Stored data
++++++++++++++++++++

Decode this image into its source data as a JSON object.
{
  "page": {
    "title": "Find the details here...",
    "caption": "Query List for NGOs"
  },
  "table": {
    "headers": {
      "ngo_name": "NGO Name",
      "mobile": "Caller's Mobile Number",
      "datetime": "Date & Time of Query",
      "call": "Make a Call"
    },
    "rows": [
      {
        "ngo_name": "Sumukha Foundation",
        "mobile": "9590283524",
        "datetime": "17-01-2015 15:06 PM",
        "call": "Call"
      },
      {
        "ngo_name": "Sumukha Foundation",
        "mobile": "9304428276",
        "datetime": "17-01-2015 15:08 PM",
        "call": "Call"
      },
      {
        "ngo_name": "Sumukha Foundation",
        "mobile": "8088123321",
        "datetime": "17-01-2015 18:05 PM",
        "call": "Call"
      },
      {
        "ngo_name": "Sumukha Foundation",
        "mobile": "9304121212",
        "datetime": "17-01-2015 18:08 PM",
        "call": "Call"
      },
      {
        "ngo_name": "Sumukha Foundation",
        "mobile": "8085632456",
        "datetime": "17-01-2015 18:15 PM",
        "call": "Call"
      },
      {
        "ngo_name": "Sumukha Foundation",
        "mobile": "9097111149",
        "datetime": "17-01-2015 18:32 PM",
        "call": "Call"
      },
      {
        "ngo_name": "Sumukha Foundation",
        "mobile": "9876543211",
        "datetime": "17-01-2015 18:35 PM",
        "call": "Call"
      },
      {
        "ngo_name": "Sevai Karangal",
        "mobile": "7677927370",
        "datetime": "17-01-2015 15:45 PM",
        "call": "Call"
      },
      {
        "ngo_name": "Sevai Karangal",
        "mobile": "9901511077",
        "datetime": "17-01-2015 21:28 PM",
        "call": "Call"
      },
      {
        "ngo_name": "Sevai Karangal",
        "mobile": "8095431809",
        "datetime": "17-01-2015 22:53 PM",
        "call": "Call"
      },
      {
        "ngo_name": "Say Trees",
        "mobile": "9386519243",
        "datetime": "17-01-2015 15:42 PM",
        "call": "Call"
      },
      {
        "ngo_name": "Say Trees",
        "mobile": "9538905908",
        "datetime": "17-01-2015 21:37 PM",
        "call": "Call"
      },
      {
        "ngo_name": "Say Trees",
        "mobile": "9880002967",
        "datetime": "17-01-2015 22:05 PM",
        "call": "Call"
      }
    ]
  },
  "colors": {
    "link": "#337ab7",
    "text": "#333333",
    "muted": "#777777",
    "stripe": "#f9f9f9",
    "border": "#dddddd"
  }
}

++++++++++++++++++++

### REQUEST
Write out the whole listing again. Match it word for word.

### SOLVED EXERCISE
Decode this image into its source data as a JSON object.
{
  "page": {
    "title": "Find the details here...",
    "caption": "Query List for NGOs"
  },
  "table": {
    "headers": {
      "ngo_name": "NGO Name",
      "mobile": "Caller's Mobile Number",
      "datetime": "Date & Time of Query",
      "call": "Make a Call"
    },
    "rows": [
      {
        "ngo_name": "Sumukha Foundation",
        "mobile": "9590283524",
        "datetime": "17-01-2015 15:06 PM",
        "call": "Call"
      },
      {
        "ngo_name": "Sumukha Foundation",
        "mobile": "9304428276",
        "datetime": "17-01-2015 15:08 PM",
        "call": "Call"
      },
      {
        "ngo_name": "Sumukha Foundation",
        "mobile": "8088123321",
        "datetime": "17-01-2015 18:05 PM",
        "call": "Call"
      },
      {
        "ngo_name": "Sumukha Foundation",
        "mobile": "9304121212",
        "datetime": "17-01-2015 18:08 PM",
        "call": "Call"
      },
      {
        "ngo_name": "Sumukha Foundation",
        "mobile": "8085632456",
        "datetime": "17-01-2015 18:15 PM",
        "call": "Call"
      },
      {
        "ngo_name": "Sumukha Foundation",
        "mobile": "9097111149",
        "datetime": "17-01-2015 18:32 PM",
        "call": "Call"
      },
      {
        "ngo_name": "Sumukha Foundation",
        "mobile": "9876543211",
        "datetime": "17-01-2015 18:35 PM",
        "call": "Call"
      },
      {
        "ngo_name": "Sevai Karangal",
        "mobile": "7677927370",
        "datetime": "17-01-2015 15:45 PM",
        "call": "Call"
      },
      {
        "ngo_name": "Sevai Karangal",
        "mobile": "9901511077",
        "datetime": "17-01-2015 21:28 PM",
        "call": "Call"
      },
      {
        "ngo_name": "Sevai Karangal",
        "mobile": "8095431809",
        "datetime": "17-01-2015 22:53 PM",
        "call": "Call"
      },
      {
        "ngo_name": "Say Trees",
        "mobile": "9386519243",
        "datetime": "17-01-2015 15:42 PM",
        "call": "Call"
      },
      {
        "ngo_name": "Say Trees",
        "mobile": "9538905908",
        "datetime": "17-01-2015 21:37 PM",
        "call": "Call"
      },
      {
        "ngo_name": "Say Trees",
        "mobile": "9880002967",
        "datetime": "17-01-2015 22:05 PM",
        "call": "Call"
      }
    ]
  },
  "colors": {
    "link": "#337ab7",
    "text": "#333333",
    "muted": "#777777",
    "stripe": "#f9f9f9",
    "border": "#dddddd"
  }
}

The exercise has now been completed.